## Objective
Exactly as written, please set down all of the entries again, with no pictures.

···

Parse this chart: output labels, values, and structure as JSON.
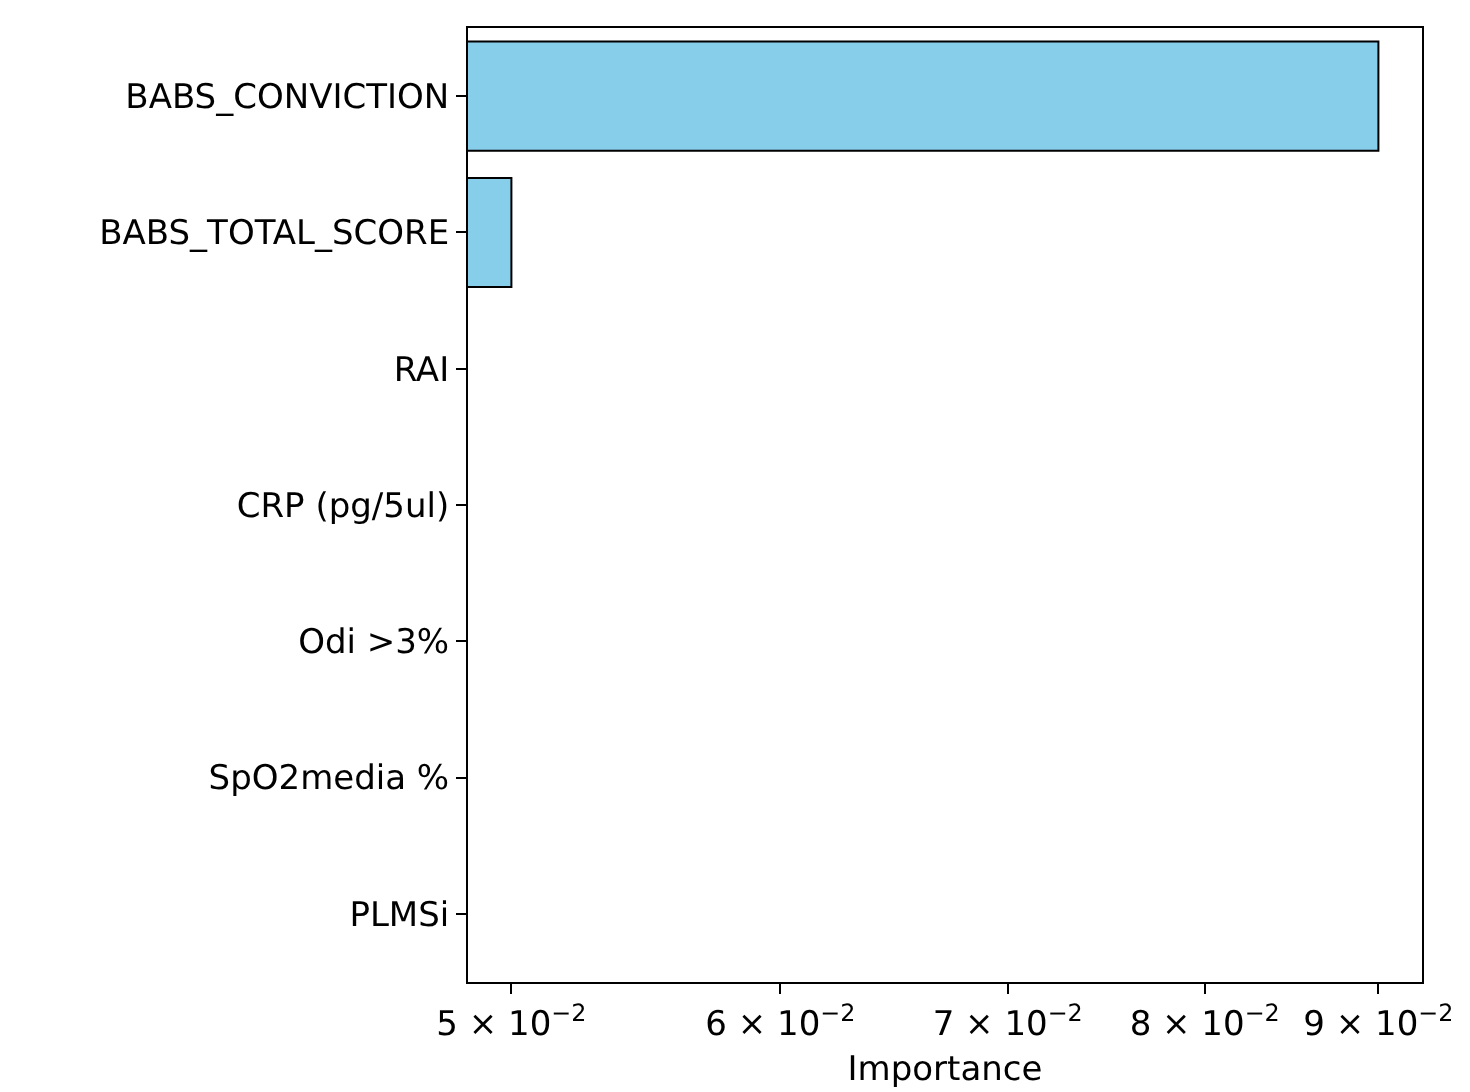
{
  "chart_data": {
    "type": "bar",
    "orientation": "horizontal",
    "log": "x",
    "xlabel": "Importance",
    "categories": [
      "BABS_CONVICTION",
      "BABS_TOTAL_SCORE",
      "RAI",
      "CRP (pg/5ul)",
      "Odi >3%",
      "SpO2media %",
      "PLMSi"
    ],
    "values": [
      0.09,
      0.05,
      null,
      null,
      null,
      null,
      null
    ],
    "color": "#87ceeb",
    "xlim": [
      0.04855,
      0.0927
    ],
    "xticks": [
      {
        "value": 0.05,
        "label": "5 × 10$^{−2}$"
      },
      {
        "value": 0.06,
        "label": "6 × 10$^{−2}$"
      },
      {
        "value": 0.07,
        "label": "7 × 10$^{−2}$"
      },
      {
        "value": 0.08,
        "label": "8 × 10$^{−2}$"
      },
      {
        "value": 0.09,
        "label": "9 × 10$^{−2}$"
      }
    ],
    "grid": false
  }
}
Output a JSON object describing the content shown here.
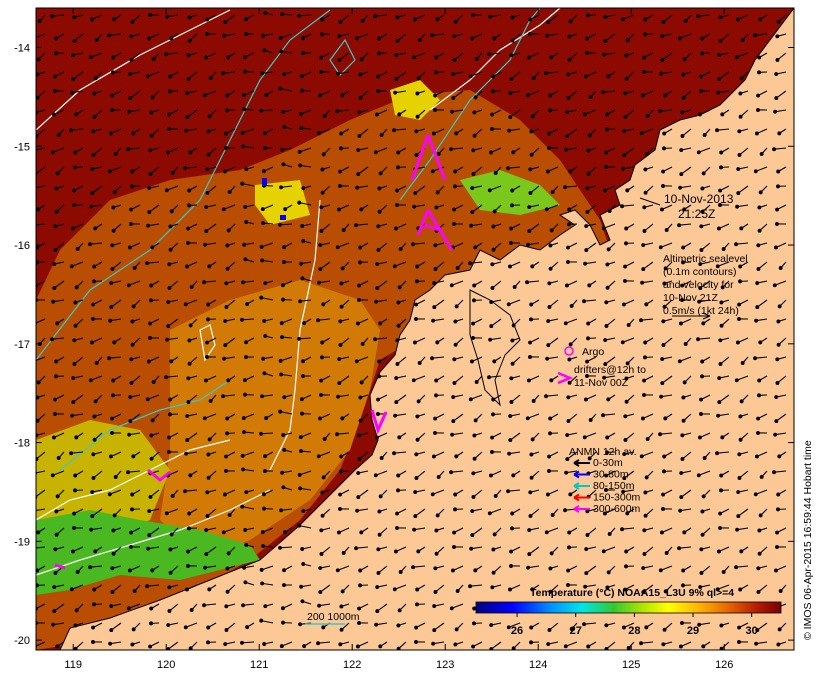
{
  "map": {
    "date_line": "10-Nov-2013",
    "time_line": "21:25Z",
    "longitude_ticks": [
      "119",
      "120",
      "121",
      "122",
      "123",
      "124",
      "125",
      "126"
    ],
    "latitude_ticks": [
      "-14",
      "-15",
      "-16",
      "-17",
      "-18",
      "-19",
      "-20"
    ],
    "lon_range": [
      118.6,
      126.75
    ],
    "lat_range": [
      -20.1,
      -13.6
    ]
  },
  "altimetry_note": {
    "line1": "Altimetric sealevel",
    "line2": "(0.1m contours)",
    "line3": "and velocity for",
    "line4": "10-Nov 21Z",
    "line5": "0.5m/s (1kt 24h)"
  },
  "argo_label": "Argo",
  "drifters": {
    "line1": "drifters@12h to",
    "line2": "11-Nov 00Z"
  },
  "anmn": {
    "title": "ANMN 12h av.",
    "items": [
      {
        "label": "0-30m",
        "color": "#000000"
      },
      {
        "label": "30-80m",
        "color": "#0000ff"
      },
      {
        "label": "80-150m",
        "color": "#00c8c8"
      },
      {
        "label": "150-300m",
        "color": "#ff0000"
      },
      {
        "label": "300-600m",
        "color": "#ff00ff"
      }
    ]
  },
  "depth_legend": "200  1000m",
  "colorbar": {
    "title": "Temperature (°C) NOAA15_L3U 9% ql>=4",
    "ticks": [
      "26",
      "27",
      "28",
      "29",
      "30"
    ],
    "min": 25.3,
    "max": 30.5
  },
  "credit": "© IMOS 06-Apr-2015 16:59:44 Hobart time",
  "colors": {
    "land": "#fcc896",
    "warm": "#8c0a00",
    "mid": "#c05a00",
    "accent_arrow": "#ff00ff",
    "contour_sealevel": "#ffffff",
    "contour_depth": "#3cc8c8"
  }
}
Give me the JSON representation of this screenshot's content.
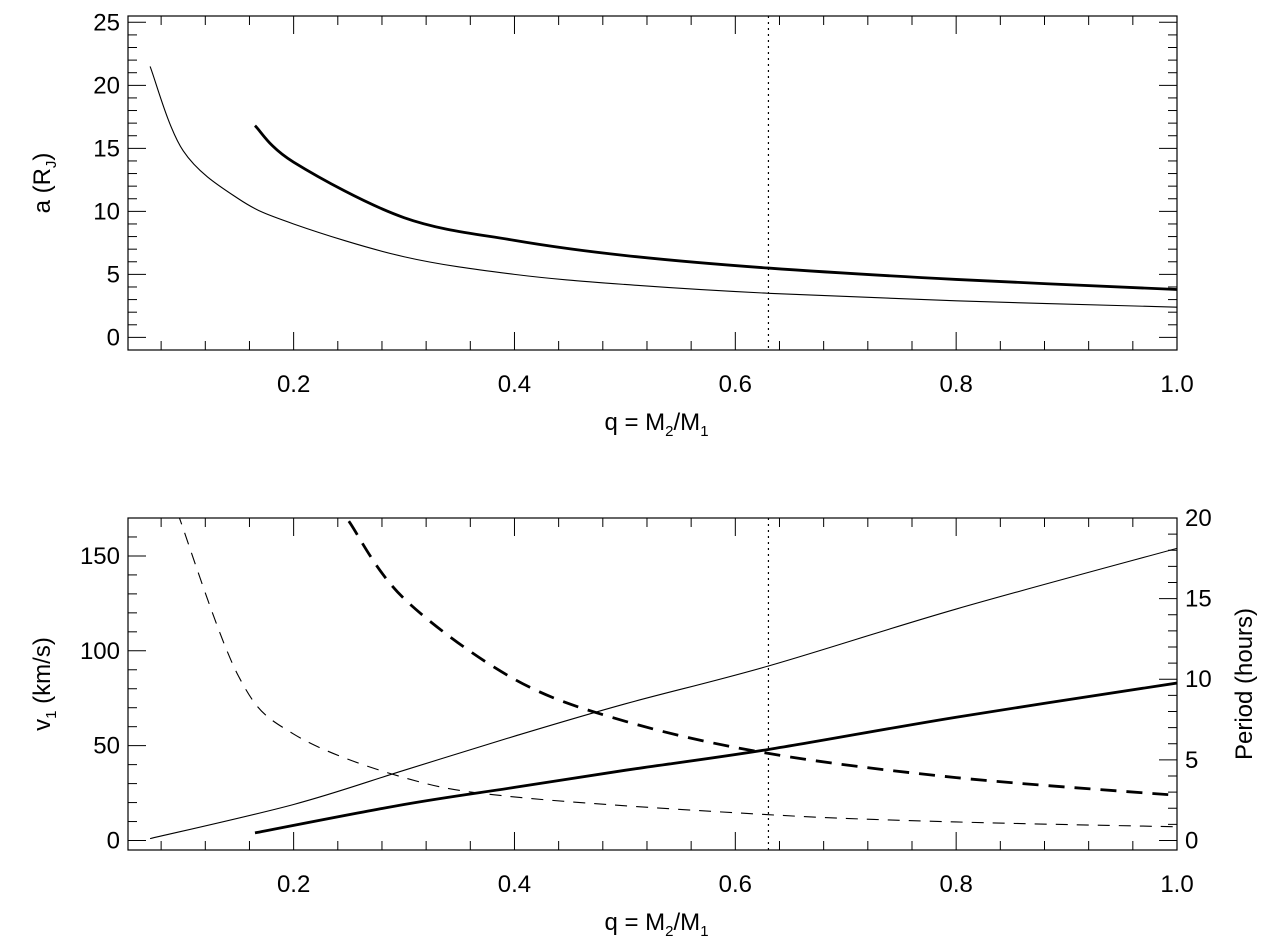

···

## Result
Parse this chart: output labels, values, and structure as JSON.
{
  "chart_data": {
    "type": "bar",
    "orientation": "horizontal",
    "log": "x",
    "xlabel": "Importance",
    "categories": [
      "BABS_CONVICTION",
      "BABS_TOTAL_SCORE",
      "RAI",
      "CRP (pg/5ul)",
      "Odi >3%",
      "SpO2media %",
      "PLMSi"
    ],
    "values": [
      0.09,
      0.05,
      null,
      null,
      null,
      null,
      null
    ],
    "color": "#87ceeb",
    "xlim": [
      0.04855,
      0.0927
    ],
    "xticks": [
      {
        "value": 0.05,
        "label": "5 × 10$^{−2}$"
      },
      {
        "value": 0.06,
        "label": "6 × 10$^{−2}$"
      },
      {
        "value": 0.07,
        "label": "7 × 10$^{−2}$"
      },
      {
        "value": 0.08,
        "label": "8 × 10$^{−2}$"
      },
      {
        "value": 0.09,
        "label": "9 × 10$^{−2}$"
      }
    ],
    "grid": false
  }
}
Output a JSON object describing the content shown here.
{
  "map": {
    "date_line": "10-Nov-2013",
    "time_line": "21:25Z",
    "longitude_ticks": [
      "119",
      "120",
      "121",
      "122",
      "123",
      "124",
      "125",
      "126"
    ],
    "latitude_ticks": [
      "-14",
      "-15",
      "-16",
      "-17",
      "-18",
      "-19",
      "-20"
    ],
    "lon_range": [
      118.6,
      126.75
    ],
    "lat_range": [
      -20.1,
      -13.6
    ]
  },
  "altimetry_note": {
    "line1": "Altimetric sealevel",
    "line2": "(0.1m contours)",
    "line3": "and velocity for",
    "line4": "10-Nov 21Z",
    "line5": "0.5m/s (1kt 24h)"
  },
  "argo_label": "Argo",
  "drifters": {
    "line1": "drifters@12h to",
    "line2": "11-Nov 00Z"
  },
  "anmn": {
    "title": "ANMN 12h av.",
    "items": [
      {
        "label": "0-30m",
        "color": "#000000"
      },
      {
        "label": "30-80m",
        "color": "#0000ff"
      },
      {
        "label": "80-150m",
        "color": "#00c8c8"
      },
      {
        "label": "150-300m",
        "color": "#ff0000"
      },
      {
        "label": "300-600m",
        "color": "#ff00ff"
      }
    ]
  },
  "depth_legend": "200  1000m",
  "colorbar": {
    "title": "Temperature (°C) NOAA15_L3U 9% ql>=4",
    "ticks": [
      "26",
      "27",
      "28",
      "29",
      "30"
    ],
    "min": 25.3,
    "max": 30.5
  },
  "credit": "© IMOS 06-Apr-2015 16:59:44 Hobart time",
  "colors": {
    "land": "#fcc896",
    "warm": "#8c0a00",
    "mid": "#c05a00",
    "accent_arrow": "#ff00ff",
    "contour_sealevel": "#ffffff",
    "contour_depth": "#3cc8c8"
  }
}
Give me the JSON representation of this screenshot's content.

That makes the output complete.